- [Task to carry out]:
Omit all pictures. Copy exactly the lines from the line containing "Output the text content of this document." to the end of the listing, with both ends included.

━━━━━━━━━━━━━━━━━━━━━━━━━━━━━━

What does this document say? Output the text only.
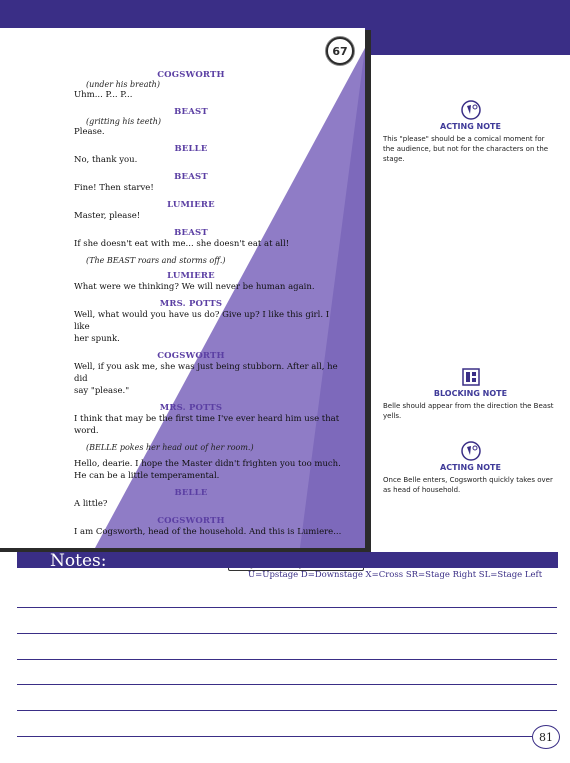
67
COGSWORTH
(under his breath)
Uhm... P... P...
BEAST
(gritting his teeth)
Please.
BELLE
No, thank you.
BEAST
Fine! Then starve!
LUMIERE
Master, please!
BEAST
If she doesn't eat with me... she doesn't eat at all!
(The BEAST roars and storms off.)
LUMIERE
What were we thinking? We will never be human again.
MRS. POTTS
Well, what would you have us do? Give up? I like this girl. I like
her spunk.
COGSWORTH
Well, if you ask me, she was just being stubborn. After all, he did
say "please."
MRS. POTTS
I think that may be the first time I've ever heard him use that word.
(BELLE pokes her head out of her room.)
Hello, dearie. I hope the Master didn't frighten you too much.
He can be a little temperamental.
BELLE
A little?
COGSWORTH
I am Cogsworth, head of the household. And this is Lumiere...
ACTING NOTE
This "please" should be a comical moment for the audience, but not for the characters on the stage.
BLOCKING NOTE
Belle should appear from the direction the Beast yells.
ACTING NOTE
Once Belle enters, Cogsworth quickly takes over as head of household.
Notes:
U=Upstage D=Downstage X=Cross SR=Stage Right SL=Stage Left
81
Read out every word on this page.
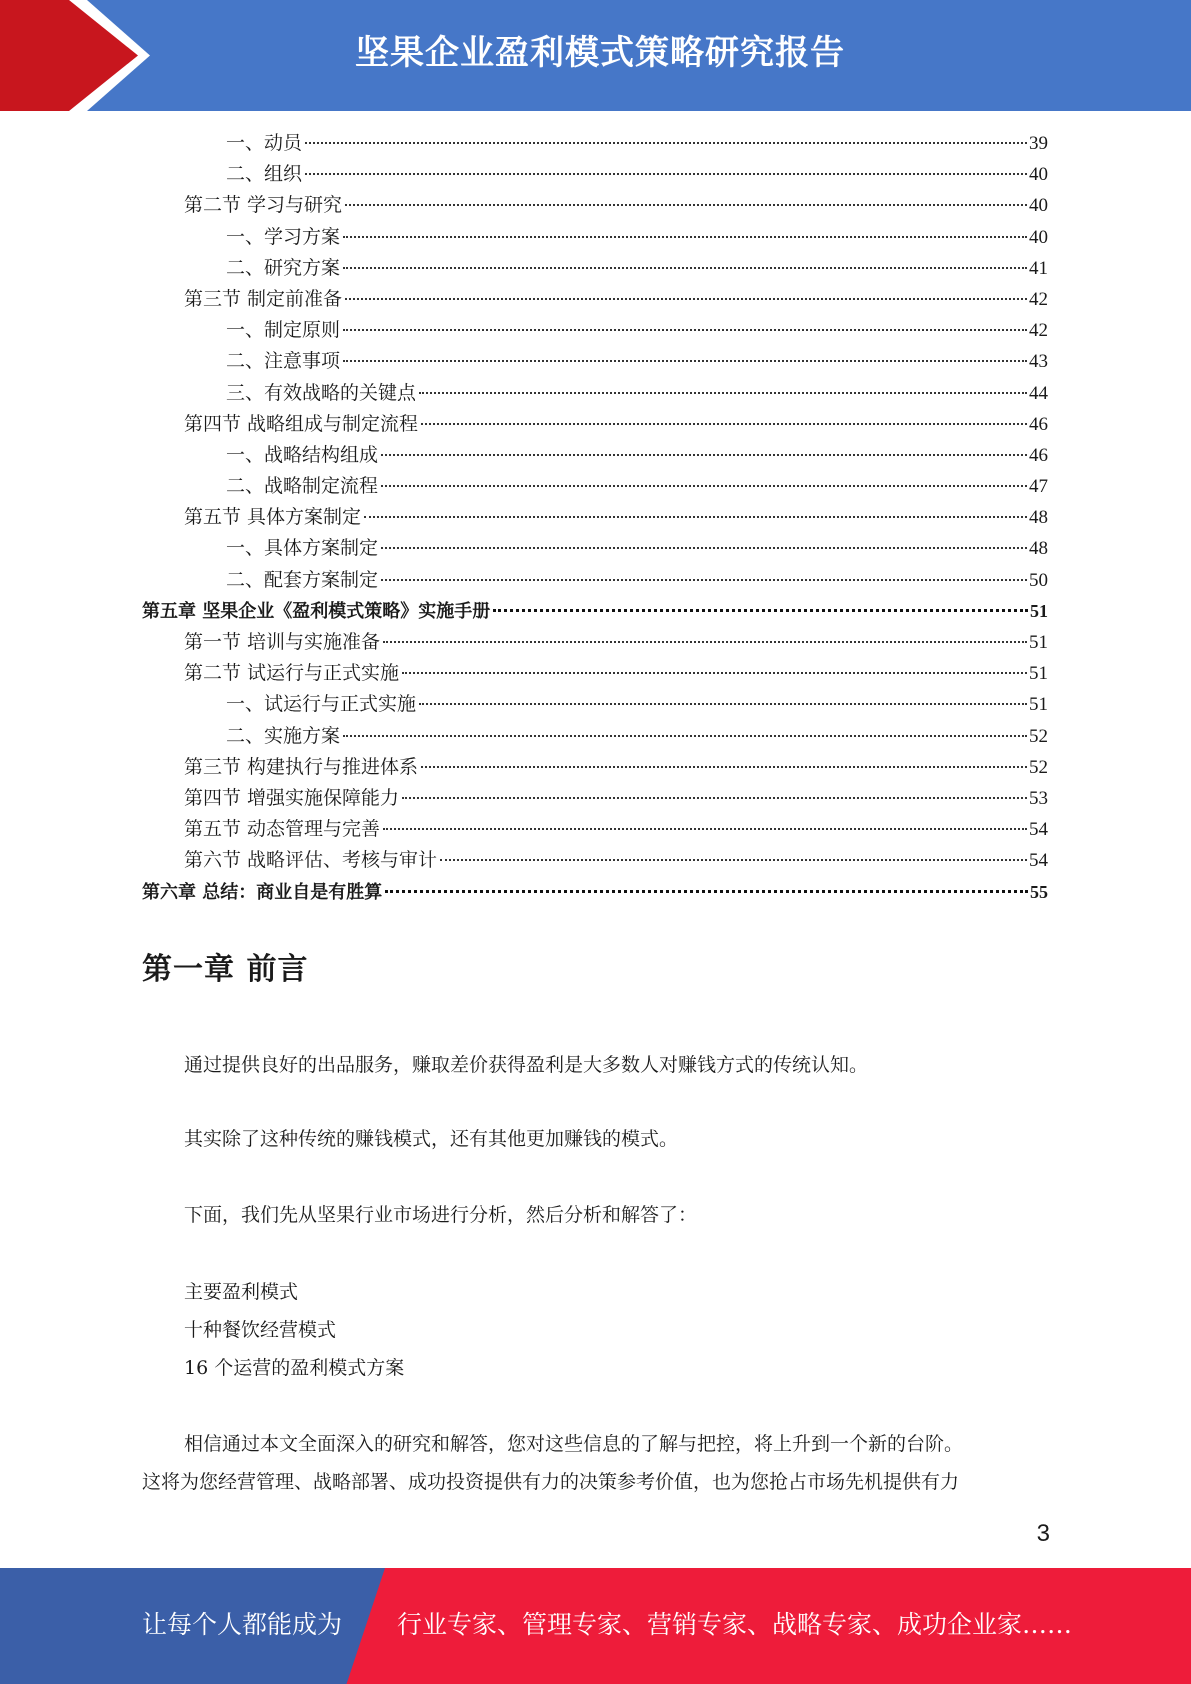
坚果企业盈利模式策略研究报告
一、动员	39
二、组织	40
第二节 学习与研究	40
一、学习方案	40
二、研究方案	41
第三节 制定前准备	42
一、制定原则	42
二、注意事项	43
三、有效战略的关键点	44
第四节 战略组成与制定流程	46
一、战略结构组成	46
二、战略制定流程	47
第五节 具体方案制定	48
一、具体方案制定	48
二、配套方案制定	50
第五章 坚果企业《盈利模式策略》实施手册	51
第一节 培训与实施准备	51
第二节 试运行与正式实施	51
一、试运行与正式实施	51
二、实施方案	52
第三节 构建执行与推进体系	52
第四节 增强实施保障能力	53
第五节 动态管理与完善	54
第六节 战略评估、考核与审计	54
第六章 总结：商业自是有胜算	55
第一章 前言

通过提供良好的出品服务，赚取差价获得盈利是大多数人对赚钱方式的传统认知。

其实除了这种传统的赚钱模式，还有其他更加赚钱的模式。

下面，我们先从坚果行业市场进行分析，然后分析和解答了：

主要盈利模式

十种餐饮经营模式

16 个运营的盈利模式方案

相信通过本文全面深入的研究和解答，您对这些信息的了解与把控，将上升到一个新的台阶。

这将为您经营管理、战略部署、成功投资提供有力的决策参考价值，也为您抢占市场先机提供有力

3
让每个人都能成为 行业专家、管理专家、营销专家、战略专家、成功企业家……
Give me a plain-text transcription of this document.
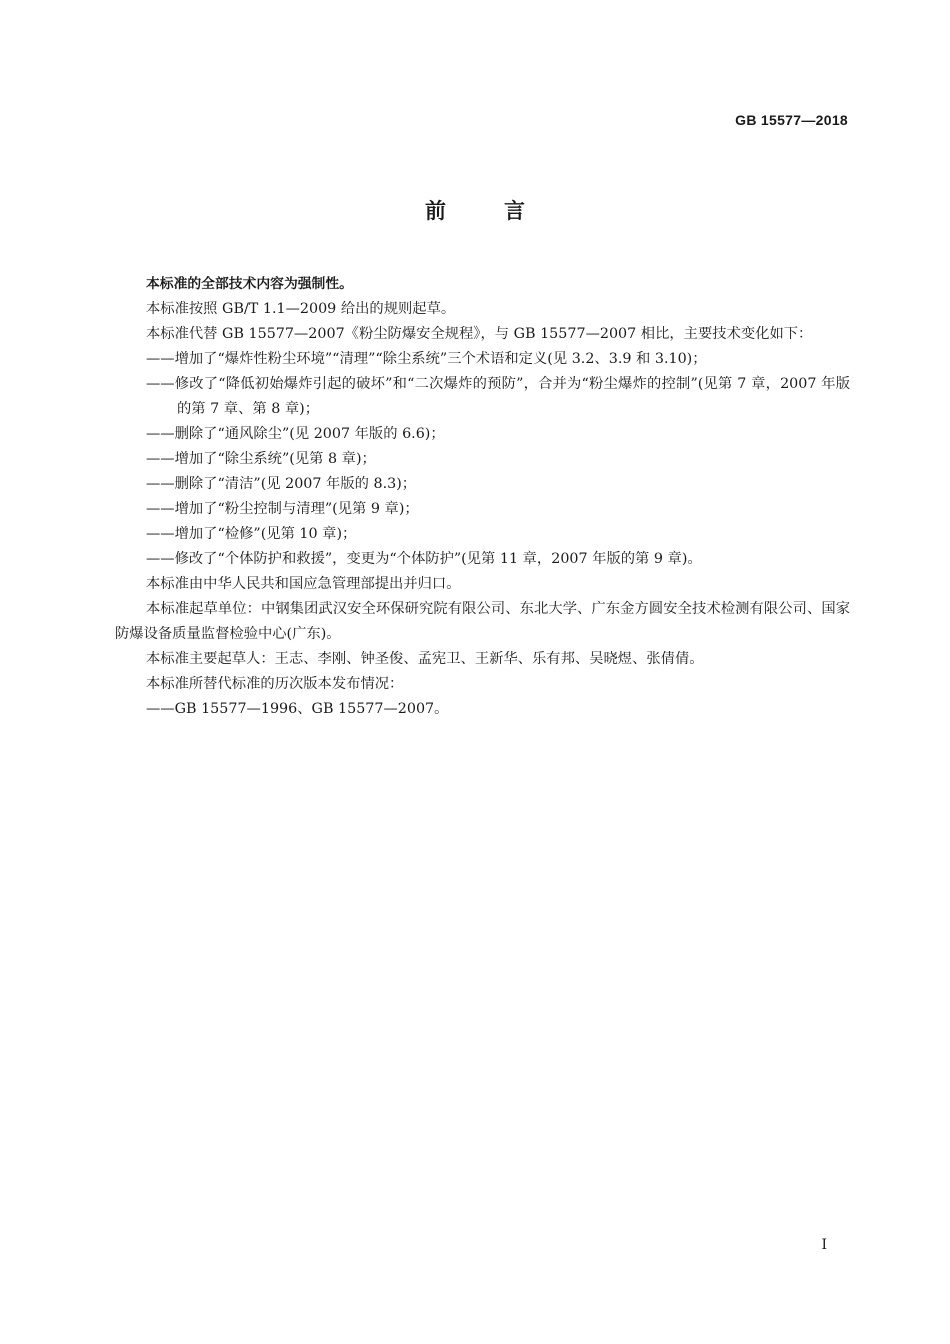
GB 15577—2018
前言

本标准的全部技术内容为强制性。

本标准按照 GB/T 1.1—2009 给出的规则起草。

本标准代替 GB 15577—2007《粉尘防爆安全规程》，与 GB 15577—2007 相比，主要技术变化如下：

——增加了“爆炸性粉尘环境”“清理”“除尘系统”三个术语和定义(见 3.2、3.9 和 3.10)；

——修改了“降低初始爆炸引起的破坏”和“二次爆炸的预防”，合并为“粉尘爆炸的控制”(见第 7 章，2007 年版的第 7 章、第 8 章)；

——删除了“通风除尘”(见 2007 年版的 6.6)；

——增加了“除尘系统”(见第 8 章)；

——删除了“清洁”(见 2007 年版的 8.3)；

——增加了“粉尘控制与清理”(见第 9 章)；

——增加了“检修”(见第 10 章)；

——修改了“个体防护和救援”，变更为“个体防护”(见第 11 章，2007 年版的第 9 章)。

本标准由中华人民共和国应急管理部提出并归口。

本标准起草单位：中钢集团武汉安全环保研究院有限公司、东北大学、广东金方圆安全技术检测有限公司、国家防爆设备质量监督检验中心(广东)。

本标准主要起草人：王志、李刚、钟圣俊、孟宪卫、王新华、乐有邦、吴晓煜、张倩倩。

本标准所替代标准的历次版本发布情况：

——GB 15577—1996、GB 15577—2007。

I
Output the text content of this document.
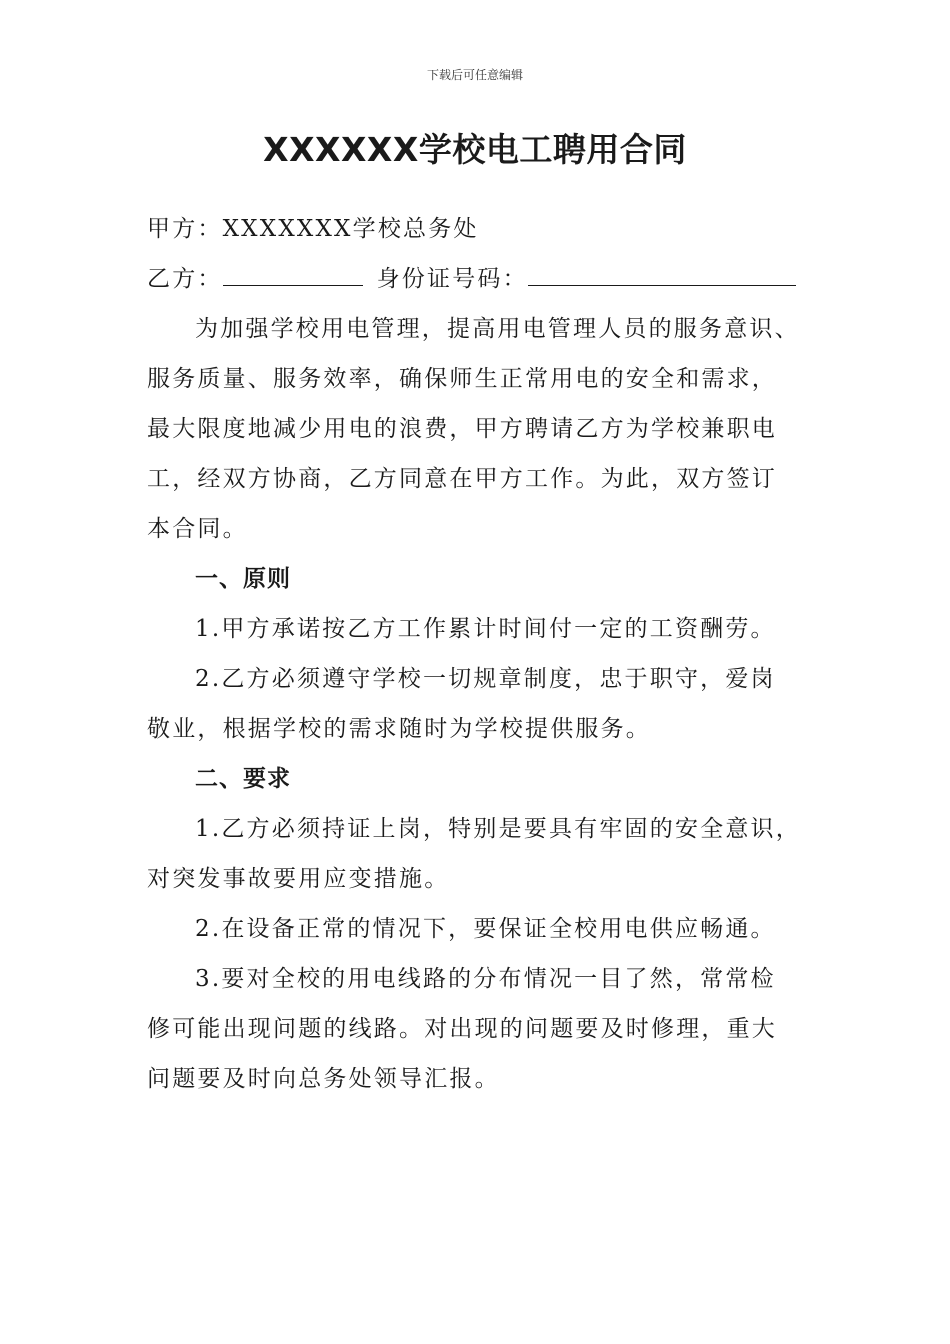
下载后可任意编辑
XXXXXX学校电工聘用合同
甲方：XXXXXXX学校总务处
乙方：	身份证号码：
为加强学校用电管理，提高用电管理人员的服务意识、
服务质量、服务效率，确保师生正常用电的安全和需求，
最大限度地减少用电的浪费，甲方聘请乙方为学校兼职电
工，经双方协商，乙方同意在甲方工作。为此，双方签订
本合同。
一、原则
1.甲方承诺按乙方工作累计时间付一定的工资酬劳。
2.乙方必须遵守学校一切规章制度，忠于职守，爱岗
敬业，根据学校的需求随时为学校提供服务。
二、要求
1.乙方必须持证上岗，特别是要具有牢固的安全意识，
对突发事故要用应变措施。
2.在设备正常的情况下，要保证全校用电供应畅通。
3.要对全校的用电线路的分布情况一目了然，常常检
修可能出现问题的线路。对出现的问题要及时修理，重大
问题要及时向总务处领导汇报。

━━━━━━━━━━━━━━━━━━━━━━━━━━━━━━

- [The result]:
Output the text content of this document.
下载后可任意编辑
XXXXXX学校电工聘用合同
甲方：XXXXXXX学校总务处
乙方：	身份证号码：
为加强学校用电管理，提高用电管理人员的服务意识、
服务质量、服务效率，确保师生正常用电的安全和需求，
最大限度地减少用电的浪费，甲方聘请乙方为学校兼职电
工，经双方协商，乙方同意在甲方工作。为此，双方签订
本合同。
一、原则
1.甲方承诺按乙方工作累计时间付一定的工资酬劳。
2.乙方必须遵守学校一切规章制度，忠于职守，爱岗
敬业，根据学校的需求随时为学校提供服务。
二、要求
1.乙方必须持证上岗，特别是要具有牢固的安全意识，
对突发事故要用应变措施。
2.在设备正常的情况下，要保证全校用电供应畅通。
3.要对全校的用电线路的分布情况一目了然，常常检
修可能出现问题的线路。对出现的问题要及时修理，重大
问题要及时向总务处领导汇报。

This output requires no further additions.